** begin **

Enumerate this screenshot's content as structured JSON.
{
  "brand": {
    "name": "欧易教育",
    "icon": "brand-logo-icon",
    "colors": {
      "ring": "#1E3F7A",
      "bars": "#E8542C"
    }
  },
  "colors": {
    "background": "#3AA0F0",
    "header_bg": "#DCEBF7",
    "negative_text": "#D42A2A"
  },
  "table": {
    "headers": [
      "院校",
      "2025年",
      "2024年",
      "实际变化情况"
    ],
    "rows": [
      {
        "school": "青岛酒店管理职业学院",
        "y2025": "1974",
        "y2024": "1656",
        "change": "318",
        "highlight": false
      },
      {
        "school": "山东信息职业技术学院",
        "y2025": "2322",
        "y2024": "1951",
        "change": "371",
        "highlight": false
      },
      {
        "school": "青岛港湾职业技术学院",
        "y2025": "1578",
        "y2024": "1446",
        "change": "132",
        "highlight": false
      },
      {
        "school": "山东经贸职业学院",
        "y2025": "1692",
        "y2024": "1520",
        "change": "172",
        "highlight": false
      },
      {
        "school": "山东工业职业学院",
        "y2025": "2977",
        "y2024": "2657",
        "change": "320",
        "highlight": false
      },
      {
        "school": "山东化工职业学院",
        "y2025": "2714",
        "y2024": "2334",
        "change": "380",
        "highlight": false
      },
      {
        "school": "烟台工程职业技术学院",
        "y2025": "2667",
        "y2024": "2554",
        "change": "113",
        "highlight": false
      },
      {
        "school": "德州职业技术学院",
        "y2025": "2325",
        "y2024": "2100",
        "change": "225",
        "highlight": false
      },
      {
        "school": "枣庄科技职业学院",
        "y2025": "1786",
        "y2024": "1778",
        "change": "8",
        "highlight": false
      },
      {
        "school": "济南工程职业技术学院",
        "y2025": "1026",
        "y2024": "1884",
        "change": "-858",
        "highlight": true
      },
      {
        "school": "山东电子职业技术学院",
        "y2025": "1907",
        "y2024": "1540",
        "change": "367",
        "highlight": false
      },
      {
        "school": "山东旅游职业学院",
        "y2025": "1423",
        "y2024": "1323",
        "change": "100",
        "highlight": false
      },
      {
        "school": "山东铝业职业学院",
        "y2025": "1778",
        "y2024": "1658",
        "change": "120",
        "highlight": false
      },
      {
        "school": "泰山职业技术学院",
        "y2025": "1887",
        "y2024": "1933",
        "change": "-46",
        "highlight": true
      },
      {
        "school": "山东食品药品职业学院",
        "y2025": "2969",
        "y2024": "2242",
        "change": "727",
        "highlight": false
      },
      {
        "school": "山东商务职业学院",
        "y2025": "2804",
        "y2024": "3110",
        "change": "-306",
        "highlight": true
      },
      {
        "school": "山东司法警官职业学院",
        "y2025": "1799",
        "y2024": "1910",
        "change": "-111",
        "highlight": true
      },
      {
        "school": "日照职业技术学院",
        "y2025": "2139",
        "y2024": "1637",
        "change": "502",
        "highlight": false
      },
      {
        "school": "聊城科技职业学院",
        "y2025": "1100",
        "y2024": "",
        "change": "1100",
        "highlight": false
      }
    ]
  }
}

** end **

### TASK DIRECTIONS
Repeat the material word for word, in full.

### RESULT
Enumerate this screenshot's content as structured JSON.
{
  "brand": {
    "name": "欧易教育",
    "icon": "brand-logo-icon",
    "colors": {
      "ring": "#1E3F7A",
      "bars": "#E8542C"
    }
  },
  "colors": {
    "background": "#3AA0F0",
    "header_bg": "#DCEBF7",
    "negative_text": "#D42A2A"
  },
  "table": {
    "headers": [
      "院校",
      "2025年",
      "2024年",
      "实际变化情况"
    ],
    "rows": [
      {
        "school": "青岛酒店管理职业学院",
        "y2025": "1974",
        "y2024": "1656",
        "change": "318",
        "highlight": false
      },
      {
        "school": "山东信息职业技术学院",
        "y2025": "2322",
        "y2024": "1951",
        "change": "371",
        "highlight": false
      },
      {
        "school": "青岛港湾职业技术学院",
        "y2025": "1578",
        "y2024": "1446",
        "change": "132",
        "highlight": false
      },
      {
        "school": "山东经贸职业学院",
        "y2025": "1692",
        "y2024": "1520",
        "change": "172",
        "highlight": false
      },
      {
        "school": "山东工业职业学院",
        "y2025": "2977",
        "y2024": "2657",
        "change": "320",
        "highlight": false
      },
      {
        "school": "山东化工职业学院",
        "y2025": "2714",
        "y2024": "2334",
        "change": "380",
        "highlight": false
      },
      {
        "school": "烟台工程职业技术学院",
        "y2025": "2667",
        "y2024": "2554",
        "change": "113",
        "highlight": false
      },
      {
        "school": "德州职业技术学院",
        "y2025": "2325",
        "y2024": "2100",
        "change": "225",
        "highlight": false
      },
      {
        "school": "枣庄科技职业学院",
        "y2025": "1786",
        "y2024": "1778",
        "change": "8",
        "highlight": false
      },
      {
        "school": "济南工程职业技术学院",
        "y2025": "1026",
        "y2024": "1884",
        "change": "-858",
        "highlight": true
      },
      {
        "school": "山东电子职业技术学院",
        "y2025": "1907",
        "y2024": "1540",
        "change": "367",
        "highlight": false
      },
      {
        "school": "山东旅游职业学院",
        "y2025": "1423",
        "y2024": "1323",
        "change": "100",
        "highlight": false
      },
      {
        "school": "山东铝业职业学院",
        "y2025": "1778",
        "y2024": "1658",
        "change": "120",
        "highlight": false
      },
      {
        "school": "泰山职业技术学院",
        "y2025": "1887",
        "y2024": "1933",
        "change": "-46",
        "highlight": true
      },
      {
        "school": "山东食品药品职业学院",
        "y2025": "2969",
        "y2024": "2242",
        "change": "727",
        "highlight": false
      },
      {
        "school": "山东商务职业学院",
        "y2025": "2804",
        "y2024": "3110",
        "change": "-306",
        "highlight": true
      },
      {
        "school": "山东司法警官职业学院",
        "y2025": "1799",
        "y2024": "1910",
        "change": "-111",
        "highlight": true
      },
      {
        "school": "日照职业技术学院",
        "y2025": "2139",
        "y2024": "1637",
        "change": "502",
        "highlight": false
      },
      {
        "school": "聊城科技职业学院",
        "y2025": "1100",
        "y2024": "",
        "change": "1100",
        "highlight": false
      }
    ]
  }
}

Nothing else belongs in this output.